▶ [PROMPT] Answer with one number: how many lines have "from".

=======

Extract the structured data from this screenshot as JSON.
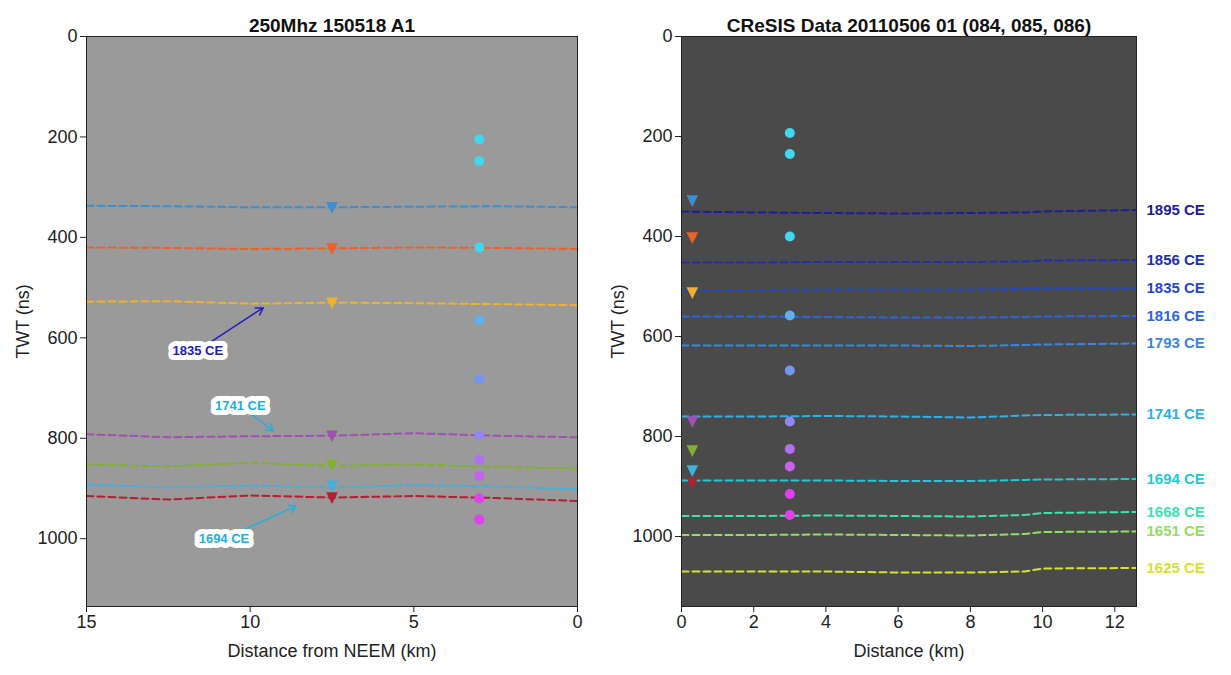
{
  "chart_data": [
    {
      "type": "radargram",
      "title": "250Mhz 150518 A1",
      "x_label": "Distance from NEEM (km)",
      "y_label": "TWT (ns)",
      "xlim": [
        15,
        0
      ],
      "xticks": [
        15,
        10,
        5,
        0
      ],
      "ylim": [
        1135,
        0
      ],
      "yticks": [
        0,
        200,
        400,
        600,
        800,
        1000
      ],
      "series": [
        {
          "type": "line",
          "line_style": "dashed",
          "color": "#3a8fd1",
          "x": [
            15,
            12.5,
            10,
            7.5,
            5,
            2.5,
            0
          ],
          "values": [
            337,
            338,
            340,
            340,
            339,
            338,
            340
          ]
        },
        {
          "type": "line",
          "line_style": "dashed",
          "color": "#e8622a",
          "x": [
            15,
            12.5,
            10,
            7.5,
            5,
            2.5,
            0
          ],
          "values": [
            420,
            421,
            423,
            422,
            420,
            421,
            423
          ]
        },
        {
          "type": "line",
          "line_style": "dashed",
          "color": "#f0b030",
          "x": [
            15,
            12.5,
            10,
            7.5,
            5,
            2.5,
            0
          ],
          "values": [
            528,
            527,
            532,
            530,
            531,
            533,
            535
          ]
        },
        {
          "type": "line",
          "line_style": "dashed",
          "color": "#a050b0",
          "x": [
            15,
            12.5,
            10,
            7.5,
            5,
            2.5,
            0
          ],
          "values": [
            792,
            798,
            796,
            795,
            790,
            795,
            798
          ]
        },
        {
          "type": "line",
          "line_style": "dashed",
          "color": "#80b030",
          "x": [
            15,
            12.5,
            10,
            7.5,
            5,
            2.5,
            0
          ],
          "values": [
            852,
            856,
            849,
            855,
            852,
            857,
            860
          ]
        },
        {
          "type": "line",
          "line_style": "dashed",
          "color": "#40b0e0",
          "x": [
            15,
            12.5,
            10,
            7.5,
            5,
            2.5,
            0
          ],
          "values": [
            892,
            898,
            894,
            898,
            893,
            896,
            902
          ]
        },
        {
          "type": "line",
          "line_style": "dashed",
          "color": "#b02030",
          "x": [
            15,
            12.5,
            10,
            7.5,
            5,
            2.5,
            0
          ],
          "values": [
            915,
            922,
            914,
            918,
            915,
            919,
            925
          ]
        },
        {
          "type": "scatter",
          "marker": "triangle_down",
          "x": [
            7.5,
            7.5,
            7.5,
            7.5,
            7.5,
            7.5,
            7.5
          ],
          "values": [
            340,
            422,
            530,
            795,
            853,
            895,
            918
          ],
          "colors": [
            "#3a8fd1",
            "#e8622a",
            "#f0b030",
            "#a050b0",
            "#80b030",
            "#40b0e0",
            "#b02030"
          ]
        },
        {
          "type": "scatter",
          "marker": "circle",
          "x": [
            3,
            3,
            3,
            3,
            3,
            3,
            3,
            3,
            3,
            3
          ],
          "values": [
            205,
            248,
            420,
            565,
            683,
            795,
            843,
            875,
            920,
            962
          ],
          "colors": [
            "#40d8f0",
            "#40d8f0",
            "#40d8f0",
            "#60b0f0",
            "#7098f0",
            "#9088f0",
            "#b070f0",
            "#c860f0",
            "#e040f0",
            "#e040f0"
          ]
        }
      ],
      "annotations": [
        {
          "text": "1835 CE",
          "x": 11.6,
          "y": 625,
          "arrow_x": 9.6,
          "arrow_y": 540,
          "color": "#2020c0"
        },
        {
          "text": "1741 CE",
          "x": 10.3,
          "y": 735,
          "arrow_x": 9.3,
          "arrow_y": 785,
          "color": "#20b0e0"
        },
        {
          "text": "1694 CE",
          "x": 10.8,
          "y": 1000,
          "arrow_x": 8.6,
          "arrow_y": 935,
          "color": "#20b0e0"
        }
      ]
    },
    {
      "type": "radargram",
      "title": "CReSIS Data 20110506 01 (084, 085, 086)",
      "x_label": "Distance (km)",
      "y_label": "TWT (ns)",
      "xlim": [
        0,
        12.6
      ],
      "xticks": [
        0,
        2,
        4,
        6,
        8,
        10,
        12
      ],
      "ylim": [
        1140,
        0
      ],
      "yticks": [
        0,
        200,
        400,
        600,
        800,
        1000
      ],
      "series": [
        {
          "type": "line",
          "line_style": "dashed",
          "name": "1895 CE",
          "color": "#1c1c9c",
          "x": [
            0,
            2,
            4,
            6,
            8,
            9.5,
            10,
            12.6
          ],
          "values": [
            350,
            352,
            353,
            354,
            353,
            352,
            350,
            347
          ]
        },
        {
          "type": "line",
          "line_style": "dashed",
          "name": "1856 CE",
          "color": "#1e2fb0",
          "x": [
            0,
            2,
            4,
            6,
            8,
            9.5,
            10,
            12.6
          ],
          "values": [
            452,
            452,
            451,
            451,
            451,
            450,
            448,
            447
          ]
        },
        {
          "type": "line",
          "line_style": "dashed",
          "name": "1835 CE",
          "color": "#2547c8",
          "x": [
            0,
            2,
            4,
            6,
            8,
            9.5,
            10,
            12.6
          ],
          "values": [
            507,
            507,
            506,
            506,
            506,
            505,
            504,
            504
          ]
        },
        {
          "type": "line",
          "line_style": "dashed",
          "name": "1816 CE",
          "color": "#2e66d8",
          "x": [
            0,
            2,
            4,
            6,
            8,
            9.5,
            10,
            12.6
          ],
          "values": [
            560,
            560,
            561,
            562,
            562,
            561,
            560,
            559
          ]
        },
        {
          "type": "line",
          "line_style": "dashed",
          "name": "1793 CE",
          "color": "#3a86e0",
          "x": [
            0,
            2,
            4,
            6,
            8,
            9.5,
            10,
            12.6
          ],
          "values": [
            618,
            618,
            618,
            618,
            619,
            617,
            616,
            614
          ]
        },
        {
          "type": "line",
          "line_style": "dashed",
          "name": "1741 CE",
          "color": "#30b0e8",
          "x": [
            0,
            2,
            4,
            6,
            8,
            9.5,
            10,
            12.6
          ],
          "values": [
            760,
            760,
            759,
            760,
            762,
            758,
            757,
            756
          ]
        },
        {
          "type": "line",
          "line_style": "dashed",
          "name": "1694 CE",
          "color": "#20c8d8",
          "x": [
            0,
            2,
            4,
            6,
            8,
            9.5,
            10,
            12.6
          ],
          "values": [
            888,
            888,
            888,
            889,
            889,
            887,
            886,
            885
          ]
        },
        {
          "type": "line",
          "line_style": "dashed",
          "name": "1668 CE",
          "color": "#40e0b0",
          "x": [
            0,
            2,
            4,
            6,
            8,
            9.5,
            10,
            12.6
          ],
          "values": [
            959,
            959,
            958,
            959,
            960,
            957,
            953,
            951
          ]
        },
        {
          "type": "line",
          "line_style": "dashed",
          "name": "1651 CE",
          "color": "#90e060",
          "x": [
            0,
            2,
            4,
            6,
            8,
            9.5,
            10,
            12.6
          ],
          "values": [
            997,
            997,
            996,
            997,
            998,
            995,
            991,
            990
          ]
        },
        {
          "type": "line",
          "line_style": "dashed",
          "name": "1625 CE",
          "color": "#d8e030",
          "x": [
            0,
            2,
            4,
            6,
            8,
            9.5,
            10,
            12.6
          ],
          "values": [
            1070,
            1070,
            1070,
            1072,
            1072,
            1070,
            1064,
            1063
          ]
        },
        {
          "type": "scatter",
          "marker": "triangle_down",
          "x": [
            0.3,
            0.3,
            0.3,
            0.3,
            0.3,
            0.3,
            0.3
          ],
          "values": [
            328,
            402,
            512,
            770,
            828,
            868,
            893
          ],
          "colors": [
            "#3a8fd1",
            "#e8622a",
            "#f0b030",
            "#a050b0",
            "#80b030",
            "#40b0e0",
            "#b02030"
          ]
        },
        {
          "type": "scatter",
          "marker": "circle",
          "x": [
            3,
            3,
            3,
            3,
            3,
            3,
            3,
            3,
            3,
            3
          ],
          "values": [
            193,
            235,
            400,
            558,
            668,
            770,
            825,
            860,
            915,
            957
          ],
          "colors": [
            "#40d8f0",
            "#40d8f0",
            "#40d8f0",
            "#60b0f0",
            "#7098f0",
            "#9088f0",
            "#b070f0",
            "#c860f0",
            "#e040f0",
            "#e040f0"
          ]
        }
      ]
    }
  ]
}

=======

▶ [WRITTEN RESPONSE] 2